WORK INSTRUCTIONS> Copy out the entries in full and with complete accuracy; pictures are excluded.

DATA EXTRACT>

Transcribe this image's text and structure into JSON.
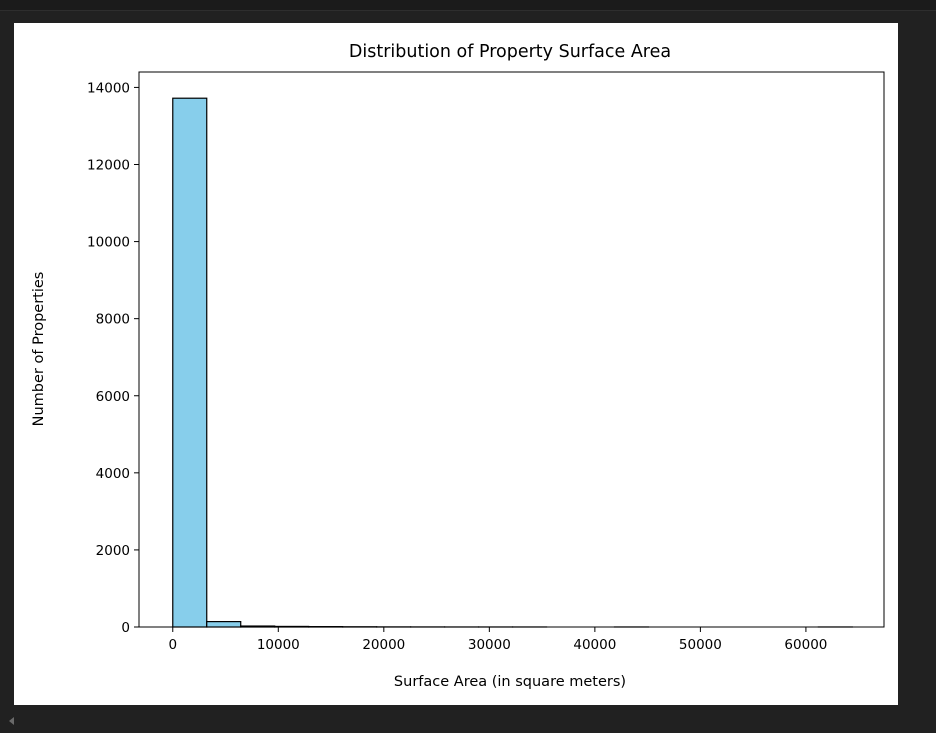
{
  "chart_data": {
    "type": "bar",
    "subtype": "histogram",
    "title": "Distribution of Property Surface Area",
    "xlabel": "Surface Area (in square meters)",
    "ylabel": "Number of Properties",
    "xlim": [
      -3200,
      67400
    ],
    "ylim": [
      0,
      14400
    ],
    "x_ticks": [
      0,
      10000,
      20000,
      30000,
      40000,
      50000,
      60000
    ],
    "y_ticks": [
      0,
      2000,
      4000,
      6000,
      8000,
      10000,
      12000,
      14000
    ],
    "bin_edges": [
      0,
      3220,
      6440,
      9660,
      12880,
      16100,
      19320,
      22540,
      25760,
      28980,
      32200,
      35420,
      38640,
      41860,
      45080,
      48300,
      51520,
      54740,
      57960,
      61180,
      64400
    ],
    "values": [
      13720,
      140,
      25,
      15,
      10,
      6,
      3,
      2,
      1,
      1,
      1,
      0,
      0,
      1,
      0,
      0,
      0,
      0,
      0,
      1
    ],
    "bar_color": "#87ceeb",
    "edge_color": "#000000",
    "grid": false,
    "legend": "none"
  }
}
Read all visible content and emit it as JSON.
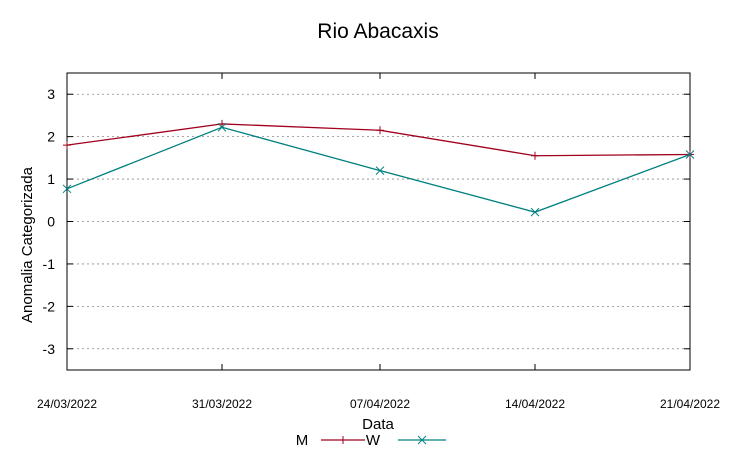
{
  "chart_data": {
    "type": "line",
    "title": "Rio Abacaxis",
    "xlabel": "Data",
    "ylabel": "Anomalia Categorizada",
    "categories": [
      "24/03/2022",
      "31/03/2022",
      "07/04/2022",
      "14/04/2022",
      "21/04/2022"
    ],
    "series": [
      {
        "name": "M",
        "color": "#a0001e",
        "marker": "plus",
        "values": [
          1.8,
          2.3,
          2.15,
          1.55,
          1.58
        ]
      },
      {
        "name": "W",
        "color": "#00807f",
        "marker": "cross",
        "values": [
          0.77,
          2.22,
          1.2,
          0.22,
          1.58
        ]
      }
    ],
    "ylim": [
      -3.5,
      3.5
    ],
    "yticks": [
      -3,
      -2,
      -1,
      0,
      1,
      2,
      3
    ],
    "grid": true,
    "legend_position": "bottom-center"
  }
}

COMPLETE OUTPUT>
Transcribe this image's text and structure into JSON.
{
  "chart_data": {
    "type": "bar",
    "subtype": "histogram",
    "title": "Distribution of Property Surface Area",
    "xlabel": "Surface Area (in square meters)",
    "ylabel": "Number of Properties",
    "xlim": [
      -3200,
      67400
    ],
    "ylim": [
      0,
      14400
    ],
    "x_ticks": [
      0,
      10000,
      20000,
      30000,
      40000,
      50000,
      60000
    ],
    "y_ticks": [
      0,
      2000,
      4000,
      6000,
      8000,
      10000,
      12000,
      14000
    ],
    "bin_edges": [
      0,
      3220,
      6440,
      9660,
      12880,
      16100,
      19320,
      22540,
      25760,
      28980,
      32200,
      35420,
      38640,
      41860,
      45080,
      48300,
      51520,
      54740,
      57960,
      61180,
      64400
    ],
    "values": [
      13720,
      140,
      25,
      15,
      10,
      6,
      3,
      2,
      1,
      1,
      1,
      0,
      0,
      1,
      0,
      0,
      0,
      0,
      0,
      1
    ],
    "bar_color": "#87ceeb",
    "edge_color": "#000000",
    "grid": false,
    "legend": "none"
  }
}
Read all visible content and emit it as JSON.
{
  "chart_data": {
    "type": "line",
    "title": "Rio Abacaxis",
    "xlabel": "Data",
    "ylabel": "Anomalia Categorizada",
    "categories": [
      "24/03/2022",
      "31/03/2022",
      "07/04/2022",
      "14/04/2022",
      "21/04/2022"
    ],
    "series": [
      {
        "name": "M",
        "color": "#a0001e",
        "marker": "plus",
        "values": [
          1.8,
          2.3,
          2.15,
          1.55,
          1.58
        ]
      },
      {
        "name": "W",
        "color": "#00807f",
        "marker": "cross",
        "values": [
          0.77,
          2.22,
          1.2,
          0.22,
          1.58
        ]
      }
    ],
    "ylim": [
      -3.5,
      3.5
    ],
    "yticks": [
      -3,
      -2,
      -1,
      0,
      1,
      2,
      3
    ],
    "grid": true,
    "legend_position": "bottom-center"
  }
}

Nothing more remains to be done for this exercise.